'''

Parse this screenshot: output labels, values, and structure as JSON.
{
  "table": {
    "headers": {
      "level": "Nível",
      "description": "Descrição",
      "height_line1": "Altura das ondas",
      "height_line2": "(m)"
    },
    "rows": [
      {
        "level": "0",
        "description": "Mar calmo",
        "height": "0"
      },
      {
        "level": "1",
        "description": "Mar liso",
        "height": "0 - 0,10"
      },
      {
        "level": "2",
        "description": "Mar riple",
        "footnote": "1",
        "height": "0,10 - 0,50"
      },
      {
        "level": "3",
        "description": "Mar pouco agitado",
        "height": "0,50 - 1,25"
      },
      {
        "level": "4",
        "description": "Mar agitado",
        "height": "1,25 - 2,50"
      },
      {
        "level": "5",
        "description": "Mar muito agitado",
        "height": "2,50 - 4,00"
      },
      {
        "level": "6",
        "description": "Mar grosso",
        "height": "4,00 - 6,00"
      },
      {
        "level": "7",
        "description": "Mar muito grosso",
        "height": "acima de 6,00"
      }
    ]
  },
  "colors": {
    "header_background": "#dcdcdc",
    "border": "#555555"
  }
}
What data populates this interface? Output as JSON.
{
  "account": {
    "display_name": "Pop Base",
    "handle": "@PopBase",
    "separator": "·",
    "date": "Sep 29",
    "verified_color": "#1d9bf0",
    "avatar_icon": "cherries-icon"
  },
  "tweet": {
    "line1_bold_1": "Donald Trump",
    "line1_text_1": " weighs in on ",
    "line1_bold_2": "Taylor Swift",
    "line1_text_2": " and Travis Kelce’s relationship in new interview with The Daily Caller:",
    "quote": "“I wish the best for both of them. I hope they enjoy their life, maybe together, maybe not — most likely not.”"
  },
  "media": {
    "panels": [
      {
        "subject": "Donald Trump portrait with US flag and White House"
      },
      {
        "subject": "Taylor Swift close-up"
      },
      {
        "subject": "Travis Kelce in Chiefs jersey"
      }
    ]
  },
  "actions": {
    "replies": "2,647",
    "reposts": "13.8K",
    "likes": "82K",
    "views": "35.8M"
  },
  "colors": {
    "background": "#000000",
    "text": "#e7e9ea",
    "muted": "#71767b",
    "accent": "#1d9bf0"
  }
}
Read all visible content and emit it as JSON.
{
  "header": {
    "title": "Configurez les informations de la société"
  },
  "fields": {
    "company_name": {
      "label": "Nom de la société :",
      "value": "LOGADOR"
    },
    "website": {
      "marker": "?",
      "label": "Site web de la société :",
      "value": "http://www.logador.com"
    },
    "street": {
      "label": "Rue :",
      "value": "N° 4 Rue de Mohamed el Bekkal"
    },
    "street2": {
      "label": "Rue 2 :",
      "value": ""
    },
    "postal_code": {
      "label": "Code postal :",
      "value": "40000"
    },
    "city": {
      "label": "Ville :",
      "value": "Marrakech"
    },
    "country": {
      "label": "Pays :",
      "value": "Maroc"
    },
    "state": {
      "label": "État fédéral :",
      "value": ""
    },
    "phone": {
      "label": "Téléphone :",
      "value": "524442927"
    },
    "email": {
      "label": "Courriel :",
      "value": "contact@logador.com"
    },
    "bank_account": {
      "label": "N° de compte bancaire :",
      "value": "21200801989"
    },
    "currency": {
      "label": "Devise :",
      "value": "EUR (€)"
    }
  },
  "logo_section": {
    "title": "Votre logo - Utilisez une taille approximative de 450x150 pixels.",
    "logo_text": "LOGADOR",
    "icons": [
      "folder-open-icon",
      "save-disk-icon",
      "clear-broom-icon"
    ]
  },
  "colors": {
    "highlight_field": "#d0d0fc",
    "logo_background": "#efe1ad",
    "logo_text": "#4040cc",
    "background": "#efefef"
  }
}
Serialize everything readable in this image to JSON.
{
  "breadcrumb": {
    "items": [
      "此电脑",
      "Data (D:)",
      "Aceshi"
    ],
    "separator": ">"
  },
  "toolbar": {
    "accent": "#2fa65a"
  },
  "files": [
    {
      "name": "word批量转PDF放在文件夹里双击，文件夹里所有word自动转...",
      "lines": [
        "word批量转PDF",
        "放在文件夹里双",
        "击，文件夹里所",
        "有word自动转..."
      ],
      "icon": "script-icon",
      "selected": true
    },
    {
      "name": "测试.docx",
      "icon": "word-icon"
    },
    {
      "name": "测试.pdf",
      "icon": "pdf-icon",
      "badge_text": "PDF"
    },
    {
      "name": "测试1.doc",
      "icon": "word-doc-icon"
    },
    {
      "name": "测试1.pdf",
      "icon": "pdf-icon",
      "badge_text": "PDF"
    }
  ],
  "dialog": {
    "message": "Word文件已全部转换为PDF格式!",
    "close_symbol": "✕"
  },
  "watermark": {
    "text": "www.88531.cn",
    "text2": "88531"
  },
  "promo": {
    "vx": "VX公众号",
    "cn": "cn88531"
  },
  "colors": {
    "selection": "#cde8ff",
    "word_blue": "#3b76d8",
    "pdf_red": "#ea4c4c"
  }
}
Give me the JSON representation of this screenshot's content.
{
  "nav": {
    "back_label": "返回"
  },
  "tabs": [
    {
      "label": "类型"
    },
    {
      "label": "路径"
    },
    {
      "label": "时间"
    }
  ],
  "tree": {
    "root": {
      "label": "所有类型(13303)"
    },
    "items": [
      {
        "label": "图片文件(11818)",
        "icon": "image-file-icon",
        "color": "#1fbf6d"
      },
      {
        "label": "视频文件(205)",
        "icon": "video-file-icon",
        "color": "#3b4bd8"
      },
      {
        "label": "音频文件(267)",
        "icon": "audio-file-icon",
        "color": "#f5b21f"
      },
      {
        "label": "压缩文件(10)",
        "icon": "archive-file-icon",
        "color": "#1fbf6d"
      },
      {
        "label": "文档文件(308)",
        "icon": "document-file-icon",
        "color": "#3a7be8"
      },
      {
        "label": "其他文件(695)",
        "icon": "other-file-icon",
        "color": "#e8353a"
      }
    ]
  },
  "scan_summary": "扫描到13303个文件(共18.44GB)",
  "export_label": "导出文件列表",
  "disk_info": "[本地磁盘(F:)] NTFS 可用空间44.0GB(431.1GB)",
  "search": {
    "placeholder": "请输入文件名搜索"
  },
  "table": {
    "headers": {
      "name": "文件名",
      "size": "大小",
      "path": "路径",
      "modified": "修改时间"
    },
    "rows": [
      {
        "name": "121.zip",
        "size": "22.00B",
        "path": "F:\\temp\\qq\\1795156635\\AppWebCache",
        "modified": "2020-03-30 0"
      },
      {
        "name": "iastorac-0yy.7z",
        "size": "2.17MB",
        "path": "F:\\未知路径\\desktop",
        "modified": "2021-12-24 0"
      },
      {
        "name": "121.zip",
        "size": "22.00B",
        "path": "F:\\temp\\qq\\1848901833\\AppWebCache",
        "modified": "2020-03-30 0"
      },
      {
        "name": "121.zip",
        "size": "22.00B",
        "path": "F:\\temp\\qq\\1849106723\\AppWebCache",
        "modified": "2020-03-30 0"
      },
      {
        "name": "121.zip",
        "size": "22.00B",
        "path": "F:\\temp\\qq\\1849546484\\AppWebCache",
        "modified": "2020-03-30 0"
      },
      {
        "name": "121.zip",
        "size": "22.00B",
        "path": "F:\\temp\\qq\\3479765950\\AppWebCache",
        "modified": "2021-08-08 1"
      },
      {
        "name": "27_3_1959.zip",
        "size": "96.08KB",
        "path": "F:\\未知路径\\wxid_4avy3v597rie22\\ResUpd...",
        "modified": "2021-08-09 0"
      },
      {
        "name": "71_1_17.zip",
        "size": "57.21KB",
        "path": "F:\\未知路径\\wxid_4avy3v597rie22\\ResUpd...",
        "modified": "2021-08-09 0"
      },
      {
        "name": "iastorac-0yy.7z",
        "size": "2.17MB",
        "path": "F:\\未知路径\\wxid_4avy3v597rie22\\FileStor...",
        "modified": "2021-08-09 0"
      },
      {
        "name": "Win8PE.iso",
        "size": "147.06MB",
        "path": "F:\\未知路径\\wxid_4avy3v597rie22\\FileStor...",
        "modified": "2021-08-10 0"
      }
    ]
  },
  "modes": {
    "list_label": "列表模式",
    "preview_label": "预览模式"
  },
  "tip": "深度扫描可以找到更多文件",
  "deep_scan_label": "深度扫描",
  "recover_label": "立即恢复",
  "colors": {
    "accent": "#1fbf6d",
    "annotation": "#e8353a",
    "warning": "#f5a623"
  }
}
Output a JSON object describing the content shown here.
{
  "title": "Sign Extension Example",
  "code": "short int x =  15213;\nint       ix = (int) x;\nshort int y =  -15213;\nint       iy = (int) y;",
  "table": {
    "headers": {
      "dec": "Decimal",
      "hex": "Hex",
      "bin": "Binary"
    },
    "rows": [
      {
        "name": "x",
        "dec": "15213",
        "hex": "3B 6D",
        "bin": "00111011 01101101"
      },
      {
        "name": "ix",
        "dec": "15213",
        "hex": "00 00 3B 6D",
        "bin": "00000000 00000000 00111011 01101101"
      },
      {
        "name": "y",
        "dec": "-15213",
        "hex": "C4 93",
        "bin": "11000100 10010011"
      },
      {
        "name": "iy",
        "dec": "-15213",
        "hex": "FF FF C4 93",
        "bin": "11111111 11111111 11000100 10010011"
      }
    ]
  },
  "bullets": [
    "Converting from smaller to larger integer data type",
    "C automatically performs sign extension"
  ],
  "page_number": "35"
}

'''

* GIVEN EXERCISE
Work out how many lines above contain the word "level". Give only the number.

* TASK RESPONSE
9